WHAT TO PRODUCE: Read the lines below. Copy out any that hold the string "values".

EXCERPTED RECORDS:

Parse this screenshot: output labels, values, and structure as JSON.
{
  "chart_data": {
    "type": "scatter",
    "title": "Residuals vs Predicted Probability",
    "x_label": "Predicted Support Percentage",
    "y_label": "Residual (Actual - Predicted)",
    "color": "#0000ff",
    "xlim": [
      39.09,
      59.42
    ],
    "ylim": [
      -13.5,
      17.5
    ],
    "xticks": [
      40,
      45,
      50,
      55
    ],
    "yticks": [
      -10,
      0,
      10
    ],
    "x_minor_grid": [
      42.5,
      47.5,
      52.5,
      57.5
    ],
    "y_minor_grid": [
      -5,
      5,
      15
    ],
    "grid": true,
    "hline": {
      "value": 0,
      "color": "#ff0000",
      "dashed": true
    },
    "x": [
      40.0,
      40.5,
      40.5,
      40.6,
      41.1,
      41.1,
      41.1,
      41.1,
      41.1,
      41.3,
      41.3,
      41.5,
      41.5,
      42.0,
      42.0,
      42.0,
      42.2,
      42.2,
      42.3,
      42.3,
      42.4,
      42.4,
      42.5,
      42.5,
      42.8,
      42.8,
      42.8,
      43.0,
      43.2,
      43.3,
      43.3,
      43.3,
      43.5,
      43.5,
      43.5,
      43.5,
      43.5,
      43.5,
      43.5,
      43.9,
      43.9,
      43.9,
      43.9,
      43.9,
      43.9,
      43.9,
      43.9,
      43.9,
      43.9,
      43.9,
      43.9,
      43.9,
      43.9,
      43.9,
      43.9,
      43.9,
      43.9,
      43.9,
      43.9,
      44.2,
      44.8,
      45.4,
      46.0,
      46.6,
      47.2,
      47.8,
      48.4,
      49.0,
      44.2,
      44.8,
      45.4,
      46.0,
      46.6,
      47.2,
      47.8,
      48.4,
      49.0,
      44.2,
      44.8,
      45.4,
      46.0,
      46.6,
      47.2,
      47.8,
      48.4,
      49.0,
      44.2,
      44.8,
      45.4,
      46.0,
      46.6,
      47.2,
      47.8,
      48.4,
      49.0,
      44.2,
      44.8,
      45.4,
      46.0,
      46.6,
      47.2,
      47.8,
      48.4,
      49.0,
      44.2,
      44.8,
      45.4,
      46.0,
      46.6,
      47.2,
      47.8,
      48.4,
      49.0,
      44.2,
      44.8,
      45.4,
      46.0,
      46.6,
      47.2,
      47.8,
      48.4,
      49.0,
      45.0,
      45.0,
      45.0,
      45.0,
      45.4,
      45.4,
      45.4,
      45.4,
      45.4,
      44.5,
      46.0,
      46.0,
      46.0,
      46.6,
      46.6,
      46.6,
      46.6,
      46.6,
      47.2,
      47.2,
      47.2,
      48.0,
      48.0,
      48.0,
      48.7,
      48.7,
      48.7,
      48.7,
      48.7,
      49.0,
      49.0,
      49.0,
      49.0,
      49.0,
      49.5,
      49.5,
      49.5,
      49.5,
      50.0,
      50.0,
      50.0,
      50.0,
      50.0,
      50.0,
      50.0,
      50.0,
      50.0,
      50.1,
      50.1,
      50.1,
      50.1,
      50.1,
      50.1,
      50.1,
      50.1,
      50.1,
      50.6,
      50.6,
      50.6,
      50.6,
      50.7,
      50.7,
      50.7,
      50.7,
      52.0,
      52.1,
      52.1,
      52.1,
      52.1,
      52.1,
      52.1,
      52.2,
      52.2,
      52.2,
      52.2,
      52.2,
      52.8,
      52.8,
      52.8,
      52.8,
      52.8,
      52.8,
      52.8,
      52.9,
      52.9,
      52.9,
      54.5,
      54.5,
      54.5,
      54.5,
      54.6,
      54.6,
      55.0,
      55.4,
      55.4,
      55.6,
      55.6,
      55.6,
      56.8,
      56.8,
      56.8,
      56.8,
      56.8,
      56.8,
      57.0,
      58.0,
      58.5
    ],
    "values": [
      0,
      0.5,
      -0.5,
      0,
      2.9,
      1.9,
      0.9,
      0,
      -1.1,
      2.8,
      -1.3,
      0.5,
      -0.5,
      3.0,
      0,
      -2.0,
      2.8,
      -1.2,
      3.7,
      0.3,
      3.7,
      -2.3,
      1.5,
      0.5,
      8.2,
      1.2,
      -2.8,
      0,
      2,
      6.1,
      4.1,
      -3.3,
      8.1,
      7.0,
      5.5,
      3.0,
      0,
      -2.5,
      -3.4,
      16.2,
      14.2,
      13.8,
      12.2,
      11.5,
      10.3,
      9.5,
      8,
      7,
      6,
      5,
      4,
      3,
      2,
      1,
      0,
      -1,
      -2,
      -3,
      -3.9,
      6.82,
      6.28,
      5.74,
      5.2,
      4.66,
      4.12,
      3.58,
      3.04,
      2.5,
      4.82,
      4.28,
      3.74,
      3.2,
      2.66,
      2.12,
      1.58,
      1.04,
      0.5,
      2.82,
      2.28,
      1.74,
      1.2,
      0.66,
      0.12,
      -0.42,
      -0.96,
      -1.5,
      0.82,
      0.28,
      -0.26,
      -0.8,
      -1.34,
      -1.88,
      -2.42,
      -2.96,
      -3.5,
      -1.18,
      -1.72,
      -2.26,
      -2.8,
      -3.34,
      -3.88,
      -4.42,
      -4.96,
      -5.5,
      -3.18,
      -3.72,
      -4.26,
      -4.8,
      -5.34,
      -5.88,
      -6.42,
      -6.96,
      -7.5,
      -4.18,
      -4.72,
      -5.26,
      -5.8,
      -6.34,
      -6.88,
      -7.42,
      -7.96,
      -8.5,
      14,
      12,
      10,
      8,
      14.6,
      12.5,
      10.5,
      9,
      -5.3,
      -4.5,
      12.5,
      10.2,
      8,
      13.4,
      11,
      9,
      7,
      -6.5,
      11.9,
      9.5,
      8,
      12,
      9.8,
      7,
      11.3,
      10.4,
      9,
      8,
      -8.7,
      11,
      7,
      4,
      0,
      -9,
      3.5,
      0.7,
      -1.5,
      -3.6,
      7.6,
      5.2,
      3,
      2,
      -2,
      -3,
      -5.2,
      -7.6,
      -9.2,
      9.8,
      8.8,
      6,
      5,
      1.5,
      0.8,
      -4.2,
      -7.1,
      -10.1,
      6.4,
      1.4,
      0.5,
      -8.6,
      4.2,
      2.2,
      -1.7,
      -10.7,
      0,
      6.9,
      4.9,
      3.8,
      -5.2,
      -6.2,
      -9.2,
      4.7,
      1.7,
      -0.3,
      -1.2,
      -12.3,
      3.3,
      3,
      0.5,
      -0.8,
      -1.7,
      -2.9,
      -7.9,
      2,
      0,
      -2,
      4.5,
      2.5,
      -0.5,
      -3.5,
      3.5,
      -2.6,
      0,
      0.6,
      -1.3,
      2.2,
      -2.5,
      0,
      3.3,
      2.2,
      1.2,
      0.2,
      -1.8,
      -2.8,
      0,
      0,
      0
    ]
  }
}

TASK OUTPUT:
Parse this screenshot: output labels, values, and structure as JSON.
    "values": [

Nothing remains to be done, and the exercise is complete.